• [Exercise prompt]: Repeat the material exactly as it appears.

• [Given entries]:
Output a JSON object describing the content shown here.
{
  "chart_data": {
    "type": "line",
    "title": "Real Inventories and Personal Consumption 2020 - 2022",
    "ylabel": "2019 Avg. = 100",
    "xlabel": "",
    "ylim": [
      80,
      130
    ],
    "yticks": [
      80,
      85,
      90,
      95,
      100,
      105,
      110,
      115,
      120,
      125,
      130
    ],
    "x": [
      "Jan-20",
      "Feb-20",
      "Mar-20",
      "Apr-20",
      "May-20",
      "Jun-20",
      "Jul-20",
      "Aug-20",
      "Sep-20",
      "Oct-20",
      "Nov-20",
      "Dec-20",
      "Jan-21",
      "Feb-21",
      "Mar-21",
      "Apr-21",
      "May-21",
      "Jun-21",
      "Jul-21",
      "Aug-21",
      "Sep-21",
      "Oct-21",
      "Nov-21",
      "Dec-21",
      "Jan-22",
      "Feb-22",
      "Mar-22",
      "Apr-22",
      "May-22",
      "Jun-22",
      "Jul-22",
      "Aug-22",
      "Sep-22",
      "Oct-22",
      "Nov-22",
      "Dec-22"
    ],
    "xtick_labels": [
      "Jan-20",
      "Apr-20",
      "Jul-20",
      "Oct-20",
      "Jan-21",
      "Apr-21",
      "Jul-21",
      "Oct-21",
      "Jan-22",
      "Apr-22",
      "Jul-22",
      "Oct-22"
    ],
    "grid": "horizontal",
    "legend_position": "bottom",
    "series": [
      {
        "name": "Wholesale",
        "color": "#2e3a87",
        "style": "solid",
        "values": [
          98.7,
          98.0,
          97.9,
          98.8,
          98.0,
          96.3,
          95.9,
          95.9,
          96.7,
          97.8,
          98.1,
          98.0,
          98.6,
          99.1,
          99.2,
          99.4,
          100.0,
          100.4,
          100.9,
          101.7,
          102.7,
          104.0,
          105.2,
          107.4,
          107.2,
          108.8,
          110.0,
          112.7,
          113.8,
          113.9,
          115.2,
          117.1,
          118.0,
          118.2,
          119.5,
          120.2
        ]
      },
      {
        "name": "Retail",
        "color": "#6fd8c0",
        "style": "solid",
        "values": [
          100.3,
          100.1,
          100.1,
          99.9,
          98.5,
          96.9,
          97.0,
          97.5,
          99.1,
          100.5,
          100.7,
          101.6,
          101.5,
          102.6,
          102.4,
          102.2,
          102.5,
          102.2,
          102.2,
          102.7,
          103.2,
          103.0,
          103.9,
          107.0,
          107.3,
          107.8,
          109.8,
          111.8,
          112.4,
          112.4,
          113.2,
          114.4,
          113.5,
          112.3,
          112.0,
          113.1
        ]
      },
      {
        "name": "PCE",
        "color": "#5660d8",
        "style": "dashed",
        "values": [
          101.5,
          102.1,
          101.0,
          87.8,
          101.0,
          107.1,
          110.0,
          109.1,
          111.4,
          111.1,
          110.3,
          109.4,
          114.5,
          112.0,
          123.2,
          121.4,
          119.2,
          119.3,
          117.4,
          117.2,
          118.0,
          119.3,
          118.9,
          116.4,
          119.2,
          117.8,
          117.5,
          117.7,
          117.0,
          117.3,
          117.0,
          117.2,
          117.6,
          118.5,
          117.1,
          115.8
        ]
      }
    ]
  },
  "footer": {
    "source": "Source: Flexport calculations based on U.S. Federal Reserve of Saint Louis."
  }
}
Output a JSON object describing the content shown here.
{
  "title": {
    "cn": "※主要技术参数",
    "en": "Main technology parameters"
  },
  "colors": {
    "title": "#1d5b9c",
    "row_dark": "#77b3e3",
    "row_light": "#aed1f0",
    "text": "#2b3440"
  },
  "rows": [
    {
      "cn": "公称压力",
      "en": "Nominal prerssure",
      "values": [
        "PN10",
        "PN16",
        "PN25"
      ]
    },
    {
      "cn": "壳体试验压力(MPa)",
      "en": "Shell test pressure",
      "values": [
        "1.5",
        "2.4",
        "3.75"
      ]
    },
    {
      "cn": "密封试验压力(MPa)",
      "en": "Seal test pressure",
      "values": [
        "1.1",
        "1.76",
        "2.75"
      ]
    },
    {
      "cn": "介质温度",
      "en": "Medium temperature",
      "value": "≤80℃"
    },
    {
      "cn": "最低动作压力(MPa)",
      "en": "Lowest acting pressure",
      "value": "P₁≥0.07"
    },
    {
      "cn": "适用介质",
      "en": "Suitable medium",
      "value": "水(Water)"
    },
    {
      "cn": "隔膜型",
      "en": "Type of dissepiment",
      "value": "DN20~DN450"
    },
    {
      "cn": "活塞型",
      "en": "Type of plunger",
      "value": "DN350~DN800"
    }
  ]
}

• [Written reply]:
Output a JSON object describing the content shown here.
{
  "chart_data": {
    "type": "line",
    "title": "Real Inventories and Personal Consumption 2020 - 2022",
    "ylabel": "2019 Avg. = 100",
    "xlabel": "",
    "ylim": [
      80,
      130
    ],
    "yticks": [
      80,
      85,
      90,
      95,
      100,
      105,
      110,
      115,
      120,
      125,
      130
    ],
    "x": [
      "Jan-20",
      "Feb-20",
      "Mar-20",
      "Apr-20",
      "May-20",
      "Jun-20",
      "Jul-20",
      "Aug-20",
      "Sep-20",
      "Oct-20",
      "Nov-20",
      "Dec-20",
      "Jan-21",
      "Feb-21",
      "Mar-21",
      "Apr-21",
      "May-21",
      "Jun-21",
      "Jul-21",
      "Aug-21",
      "Sep-21",
      "Oct-21",
      "Nov-21",
      "Dec-21",
      "Jan-22",
      "Feb-22",
      "Mar-22",
      "Apr-22",
      "May-22",
      "Jun-22",
      "Jul-22",
      "Aug-22",
      "Sep-22",
      "Oct-22",
      "Nov-22",
      "Dec-22"
    ],
    "xtick_labels": [
      "Jan-20",
      "Apr-20",
      "Jul-20",
      "Oct-20",
      "Jan-21",
      "Apr-21",
      "Jul-21",
      "Oct-21",
      "Jan-22",
      "Apr-22",
      "Jul-22",
      "Oct-22"
    ],
    "grid": "horizontal",
    "legend_position": "bottom",
    "series": [
      {
        "name": "Wholesale",
        "color": "#2e3a87",
        "style": "solid",
        "values": [
          98.7,
          98.0,
          97.9,
          98.8,
          98.0,
          96.3,
          95.9,
          95.9,
          96.7,
          97.8,
          98.1,
          98.0,
          98.6,
          99.1,
          99.2,
          99.4,
          100.0,
          100.4,
          100.9,
          101.7,
          102.7,
          104.0,
          105.2,
          107.4,
          107.2,
          108.8,
          110.0,
          112.7,
          113.8,
          113.9,
          115.2,
          117.1,
          118.0,
          118.2,
          119.5,
          120.2
        ]
      },
      {
        "name": "Retail",
        "color": "#6fd8c0",
        "style": "solid",
        "values": [
          100.3,
          100.1,
          100.1,
          99.9,
          98.5,
          96.9,
          97.0,
          97.5,
          99.1,
          100.5,
          100.7,
          101.6,
          101.5,
          102.6,
          102.4,
          102.2,
          102.5,
          102.2,
          102.2,
          102.7,
          103.2,
          103.0,
          103.9,
          107.0,
          107.3,
          107.8,
          109.8,
          111.8,
          112.4,
          112.4,
          113.2,
          114.4,
          113.5,
          112.3,
          112.0,
          113.1
        ]
      },
      {
        "name": "PCE",
        "color": "#5660d8",
        "style": "dashed",
        "values": [
          101.5,
          102.1,
          101.0,
          87.8,
          101.0,
          107.1,
          110.0,
          109.1,
          111.4,
          111.1,
          110.3,
          109.4,
          114.5,
          112.0,
          123.2,
          121.4,
          119.2,
          119.3,
          117.4,
          117.2,
          118.0,
          119.3,
          118.9,
          116.4,
          119.2,
          117.8,
          117.5,
          117.7,
          117.0,
          117.3,
          117.0,
          117.2,
          117.6,
          118.5,
          117.1,
          115.8
        ]
      }
    ]
  },
  "footer": {
    "source": "Source: Flexport calculations based on U.S. Federal Reserve of Saint Louis."
  }
}
Output a JSON object describing the content shown here.
{
  "title": {
    "cn": "※主要技术参数",
    "en": "Main technology parameters"
  },
  "colors": {
    "title": "#1d5b9c",
    "row_dark": "#77b3e3",
    "row_light": "#aed1f0",
    "text": "#2b3440"
  },
  "rows": [
    {
      "cn": "公称压力",
      "en": "Nominal prerssure",
      "values": [
        "PN10",
        "PN16",
        "PN25"
      ]
    },
    {
      "cn": "壳体试验压力(MPa)",
      "en": "Shell test pressure",
      "values": [
        "1.5",
        "2.4",
        "3.75"
      ]
    },
    {
      "cn": "密封试验压力(MPa)",
      "en": "Seal test pressure",
      "values": [
        "1.1",
        "1.76",
        "2.75"
      ]
    },
    {
      "cn": "介质温度",
      "en": "Medium temperature",
      "value": "≤80℃"
    },
    {
      "cn": "最低动作压力(MPa)",
      "en": "Lowest acting pressure",
      "value": "P₁≥0.07"
    },
    {
      "cn": "适用介质",
      "en": "Suitable medium",
      "value": "水(Water)"
    },
    {
      "cn": "隔膜型",
      "en": "Type of dissepiment",
      "value": "DN20~DN450"
    },
    {
      "cn": "活塞型",
      "en": "Type of plunger",
      "value": "DN350~DN800"
    }
  ]
}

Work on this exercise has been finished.